[REQUIRED WORK] Using the records provided below, locate and copy each line that contains the word "Adventitial".

[LISTED ENTRIES]
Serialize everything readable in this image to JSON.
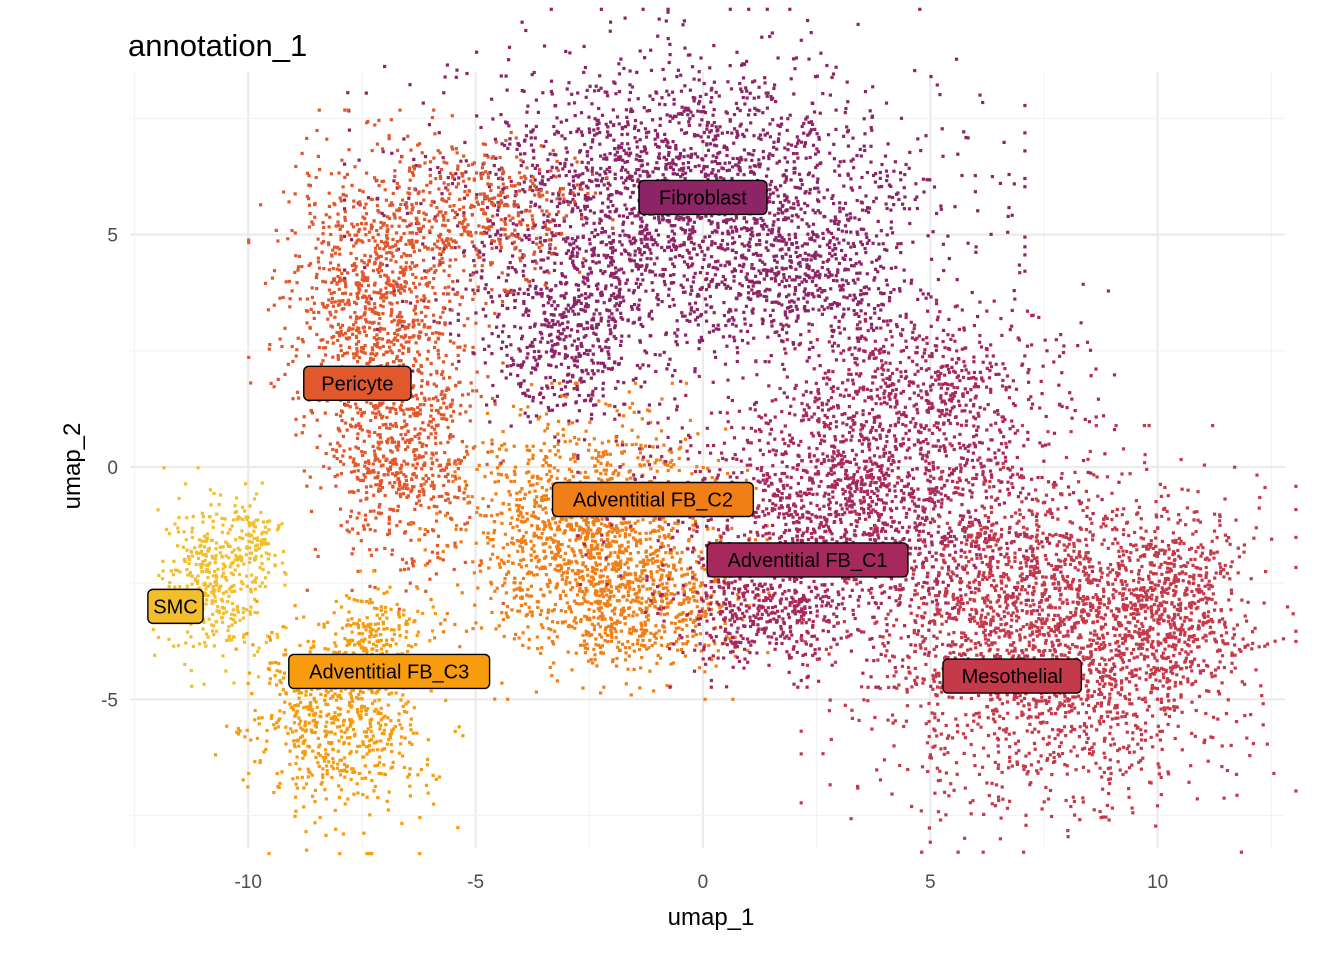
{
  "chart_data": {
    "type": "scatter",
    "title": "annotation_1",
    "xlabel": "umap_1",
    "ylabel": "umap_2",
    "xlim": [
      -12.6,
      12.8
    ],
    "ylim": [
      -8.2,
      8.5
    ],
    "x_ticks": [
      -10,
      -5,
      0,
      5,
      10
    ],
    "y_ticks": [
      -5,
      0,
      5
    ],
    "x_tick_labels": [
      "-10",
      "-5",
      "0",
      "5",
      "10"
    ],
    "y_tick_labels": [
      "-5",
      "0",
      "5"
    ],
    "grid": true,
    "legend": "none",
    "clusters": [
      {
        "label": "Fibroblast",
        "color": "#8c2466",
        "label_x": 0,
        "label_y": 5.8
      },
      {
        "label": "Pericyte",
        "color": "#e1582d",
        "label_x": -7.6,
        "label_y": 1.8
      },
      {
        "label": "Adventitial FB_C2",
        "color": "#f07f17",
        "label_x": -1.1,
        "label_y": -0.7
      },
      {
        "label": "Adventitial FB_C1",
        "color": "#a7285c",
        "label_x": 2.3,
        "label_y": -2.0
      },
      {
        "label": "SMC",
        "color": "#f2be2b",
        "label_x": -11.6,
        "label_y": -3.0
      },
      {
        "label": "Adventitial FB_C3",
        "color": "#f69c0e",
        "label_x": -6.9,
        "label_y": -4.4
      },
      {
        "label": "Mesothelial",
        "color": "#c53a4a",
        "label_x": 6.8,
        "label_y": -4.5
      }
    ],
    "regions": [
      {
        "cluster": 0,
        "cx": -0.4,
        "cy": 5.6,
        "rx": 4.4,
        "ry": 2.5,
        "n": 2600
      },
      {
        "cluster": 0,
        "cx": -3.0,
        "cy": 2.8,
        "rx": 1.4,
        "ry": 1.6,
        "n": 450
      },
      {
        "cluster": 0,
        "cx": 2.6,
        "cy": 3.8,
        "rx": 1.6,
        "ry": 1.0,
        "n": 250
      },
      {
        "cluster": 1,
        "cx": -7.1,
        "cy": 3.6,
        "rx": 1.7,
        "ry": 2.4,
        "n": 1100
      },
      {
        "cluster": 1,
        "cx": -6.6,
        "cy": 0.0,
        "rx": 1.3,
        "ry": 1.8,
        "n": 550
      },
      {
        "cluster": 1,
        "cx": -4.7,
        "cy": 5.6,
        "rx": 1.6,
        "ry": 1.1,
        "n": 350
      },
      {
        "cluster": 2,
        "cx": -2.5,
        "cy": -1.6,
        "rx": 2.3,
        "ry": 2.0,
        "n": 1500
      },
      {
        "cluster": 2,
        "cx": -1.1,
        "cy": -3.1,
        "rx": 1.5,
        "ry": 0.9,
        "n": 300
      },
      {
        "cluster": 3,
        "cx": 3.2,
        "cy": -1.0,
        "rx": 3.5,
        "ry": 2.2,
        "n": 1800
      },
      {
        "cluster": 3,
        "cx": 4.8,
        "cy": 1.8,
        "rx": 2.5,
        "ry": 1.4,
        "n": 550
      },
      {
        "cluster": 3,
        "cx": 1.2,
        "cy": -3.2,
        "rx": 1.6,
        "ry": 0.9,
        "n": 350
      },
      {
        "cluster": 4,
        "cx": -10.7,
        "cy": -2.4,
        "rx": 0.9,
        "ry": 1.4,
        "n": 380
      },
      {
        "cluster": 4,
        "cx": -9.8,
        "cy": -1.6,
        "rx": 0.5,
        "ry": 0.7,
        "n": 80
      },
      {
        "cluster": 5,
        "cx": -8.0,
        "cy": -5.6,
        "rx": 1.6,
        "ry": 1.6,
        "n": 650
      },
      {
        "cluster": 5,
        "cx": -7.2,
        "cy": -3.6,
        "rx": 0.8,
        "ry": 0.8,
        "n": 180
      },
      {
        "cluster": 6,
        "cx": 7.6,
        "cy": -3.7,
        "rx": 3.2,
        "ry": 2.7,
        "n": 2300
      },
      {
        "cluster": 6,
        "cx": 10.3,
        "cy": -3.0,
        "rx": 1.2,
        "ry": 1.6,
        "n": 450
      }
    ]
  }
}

--

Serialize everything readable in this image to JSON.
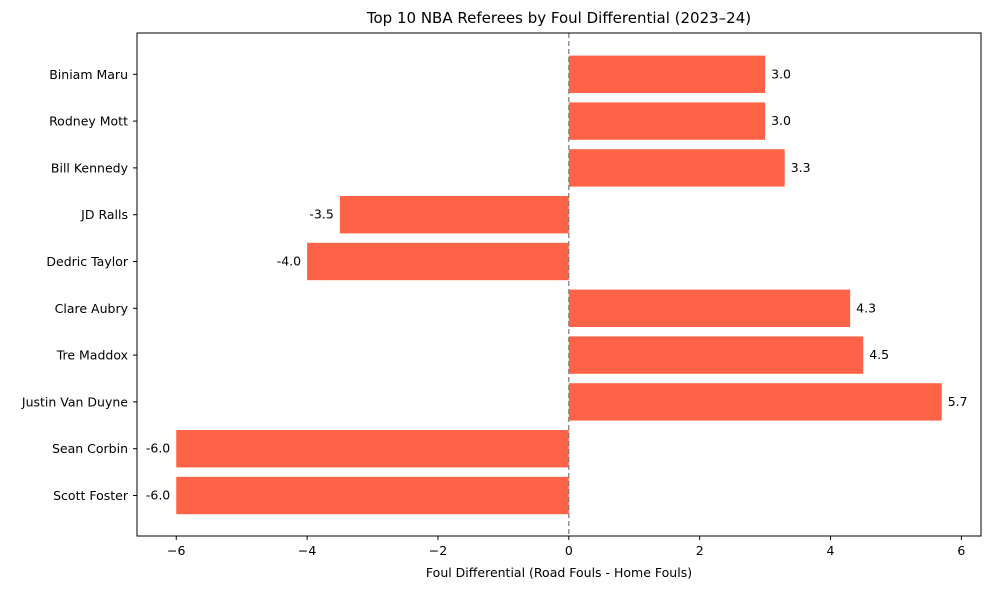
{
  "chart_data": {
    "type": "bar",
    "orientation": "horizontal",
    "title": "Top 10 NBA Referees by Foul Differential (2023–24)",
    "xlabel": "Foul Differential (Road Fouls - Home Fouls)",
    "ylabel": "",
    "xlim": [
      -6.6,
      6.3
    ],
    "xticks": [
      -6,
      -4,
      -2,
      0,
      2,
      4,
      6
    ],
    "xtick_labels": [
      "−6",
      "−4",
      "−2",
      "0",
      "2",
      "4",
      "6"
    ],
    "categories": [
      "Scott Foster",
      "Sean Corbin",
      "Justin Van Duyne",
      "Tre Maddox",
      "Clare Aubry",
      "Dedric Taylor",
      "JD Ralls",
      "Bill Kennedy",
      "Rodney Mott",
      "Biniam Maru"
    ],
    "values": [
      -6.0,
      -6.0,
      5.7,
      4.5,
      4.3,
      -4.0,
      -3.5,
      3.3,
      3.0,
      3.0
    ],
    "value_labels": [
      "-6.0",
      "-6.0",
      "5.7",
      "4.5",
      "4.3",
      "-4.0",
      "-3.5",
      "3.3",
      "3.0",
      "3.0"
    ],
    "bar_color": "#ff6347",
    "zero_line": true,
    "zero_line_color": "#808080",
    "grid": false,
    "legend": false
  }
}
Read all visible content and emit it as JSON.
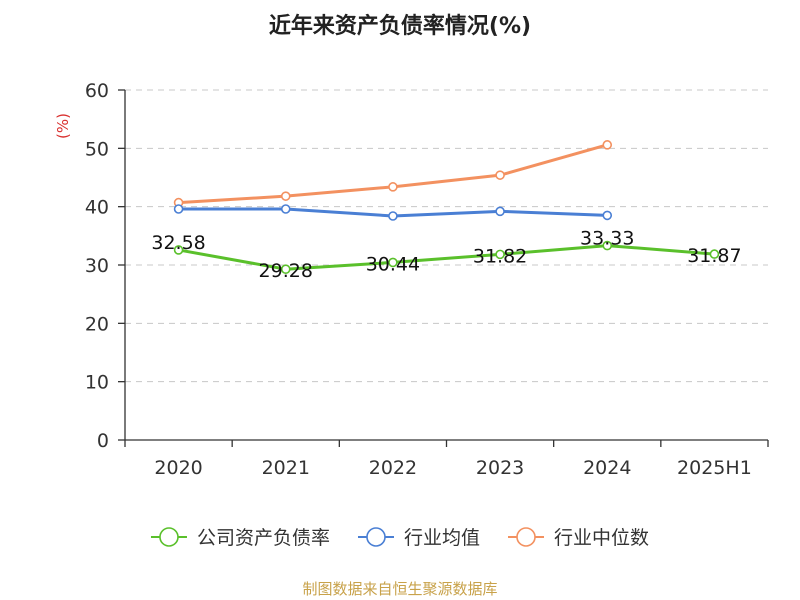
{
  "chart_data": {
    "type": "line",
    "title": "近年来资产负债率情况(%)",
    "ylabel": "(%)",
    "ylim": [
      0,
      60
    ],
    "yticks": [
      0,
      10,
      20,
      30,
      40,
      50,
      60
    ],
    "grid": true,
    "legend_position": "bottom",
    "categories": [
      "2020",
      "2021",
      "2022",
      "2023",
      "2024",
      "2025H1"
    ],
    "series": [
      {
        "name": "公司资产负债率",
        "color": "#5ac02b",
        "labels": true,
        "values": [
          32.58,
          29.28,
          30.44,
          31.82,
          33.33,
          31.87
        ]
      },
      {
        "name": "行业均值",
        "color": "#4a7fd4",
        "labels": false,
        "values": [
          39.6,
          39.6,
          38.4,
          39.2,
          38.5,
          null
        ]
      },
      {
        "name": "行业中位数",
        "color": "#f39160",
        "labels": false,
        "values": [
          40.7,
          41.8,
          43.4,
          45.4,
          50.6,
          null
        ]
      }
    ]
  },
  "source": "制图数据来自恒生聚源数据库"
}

[ANSWER FOR THIS EXERCISE]
        "label": "Adventitial FB_C2",
        "label": "Adventitial FB_C1",
        "label": "Adventitial FB_C3",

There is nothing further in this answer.